(Dataset items)
+ + +
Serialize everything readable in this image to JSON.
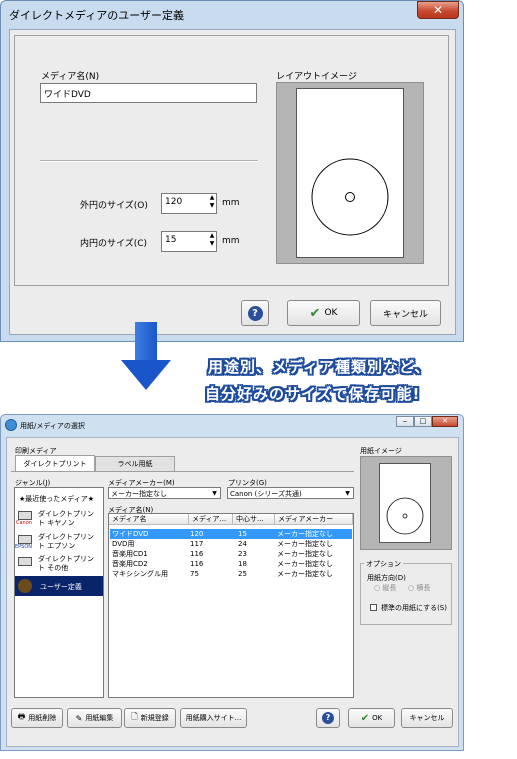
{
  "top_dialog": {
    "title": "ダイレクトメディアのユーザー定義",
    "close_glyph": "✕",
    "media_name_label": "メディア名(N)",
    "media_name_value": "ワイドDVD",
    "layout_image_label": "レイアウトイメージ",
    "outer_size_label": "外円のサイズ(O)",
    "outer_size_value": "120",
    "outer_unit": "mm",
    "inner_size_label": "内円のサイズ(C)",
    "inner_size_value": "15",
    "inner_unit": "mm",
    "help_glyph": "?",
    "ok_label": "OK",
    "cancel_label": "キャンセル"
  },
  "caption": {
    "line1": "用途別、メディア種類別など、",
    "line2": "自分好みのサイズで保存可能!"
  },
  "bottom_dialog": {
    "title": "用紙/メディアの選択",
    "print_media_label": "印刷メディア",
    "tabs": [
      "ダイレクトプリント",
      "ラベル用紙"
    ],
    "genre_label": "ジャンル(J)",
    "genres": [
      {
        "label": "★最近使ったメディア★",
        "brand": ""
      },
      {
        "label": "ダイレクトプリント キヤノン",
        "brand": "Canon"
      },
      {
        "label": "ダイレクトプリント エプソン",
        "brand": "EPSON"
      },
      {
        "label": "ダイレクトプリント その他",
        "brand": ""
      },
      {
        "label": "ユーザー定義",
        "brand": ""
      }
    ],
    "maker_label": "メディアメーカー(M)",
    "maker_value": "メーカー指定なし",
    "printer_label": "プリンタ(G)",
    "printer_value": "Canon (シリーズ共通)",
    "media_name_label": "メディア名(N)",
    "columns": [
      "メディア名",
      "メディア...",
      "中心サ...",
      "メディアメーカー"
    ],
    "rows": [
      [
        "ワイドDVD",
        "120",
        "15",
        "メーカー指定なし"
      ],
      [
        "DVD用",
        "117",
        "24",
        "メーカー指定なし"
      ],
      [
        "音楽用CD1",
        "116",
        "23",
        "メーカー指定なし"
      ],
      [
        "音楽用CD2",
        "116",
        "18",
        "メーカー指定なし"
      ],
      [
        "マキシシングル用",
        "75",
        "25",
        "メーカー指定なし"
      ]
    ],
    "paper_image_label": "用紙イメージ",
    "option_label": "オプション",
    "orientation_label": "用紙方向(D)",
    "portrait_label": "縦長",
    "landscape_label": "横長",
    "standard_paper_label": "標準の用紙にする(S)",
    "buttons": {
      "delete": "用紙削除",
      "edit": "用紙編集",
      "new": "新規登録",
      "buy": "用紙購入サイト...",
      "ok": "OK",
      "cancel": "キャンセル"
    }
  }
}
+ + +
** WORK TO BE COMPLETED **
Give the material again exactly as it is, but keep the pictures out.

** WRITTEN RESPONSE **
Serialize everything readable in this image to JSON.
{
  "top_dialog": {
    "title": "ダイレクトメディアのユーザー定義",
    "close_glyph": "✕",
    "media_name_label": "メディア名(N)",
    "media_name_value": "ワイドDVD",
    "layout_image_label": "レイアウトイメージ",
    "outer_size_label": "外円のサイズ(O)",
    "outer_size_value": "120",
    "outer_unit": "mm",
    "inner_size_label": "内円のサイズ(C)",
    "inner_size_value": "15",
    "inner_unit": "mm",
    "help_glyph": "?",
    "ok_label": "OK",
    "cancel_label": "キャンセル"
  },
  "caption": {
    "line1": "用途別、メディア種類別など、",
    "line2": "自分好みのサイズで保存可能!"
  },
  "bottom_dialog": {
    "title": "用紙/メディアの選択",
    "print_media_label": "印刷メディア",
    "tabs": [
      "ダイレクトプリント",
      "ラベル用紙"
    ],
    "genre_label": "ジャンル(J)",
    "genres": [
      {
        "label": "★最近使ったメディア★",
        "brand": ""
      },
      {
        "label": "ダイレクトプリント キヤノン",
        "brand": "Canon"
      },
      {
        "label": "ダイレクトプリント エプソン",
        "brand": "EPSON"
      },
      {
        "label": "ダイレクトプリント その他",
        "brand": ""
      },
      {
        "label": "ユーザー定義",
        "brand": ""
      }
    ],
    "maker_label": "メディアメーカー(M)",
    "maker_value": "メーカー指定なし",
    "printer_label": "プリンタ(G)",
    "printer_value": "Canon (シリーズ共通)",
    "media_name_label": "メディア名(N)",
    "columns": [
      "メディア名",
      "メディア...",
      "中心サ...",
      "メディアメーカー"
    ],
    "rows": [
      [
        "ワイドDVD",
        "120",
        "15",
        "メーカー指定なし"
      ],
      [
        "DVD用",
        "117",
        "24",
        "メーカー指定なし"
      ],
      [
        "音楽用CD1",
        "116",
        "23",
        "メーカー指定なし"
      ],
      [
        "音楽用CD2",
        "116",
        "18",
        "メーカー指定なし"
      ],
      [
        "マキシシングル用",
        "75",
        "25",
        "メーカー指定なし"
      ]
    ],
    "paper_image_label": "用紙イメージ",
    "option_label": "オプション",
    "orientation_label": "用紙方向(D)",
    "portrait_label": "縦長",
    "landscape_label": "横長",
    "standard_paper_label": "標準の用紙にする(S)",
    "buttons": {
      "delete": "用紙削除",
      "edit": "用紙編集",
      "new": "新規登録",
      "buy": "用紙購入サイト...",
      "ok": "OK",
      "cancel": "キャンセル"
    }
  }
}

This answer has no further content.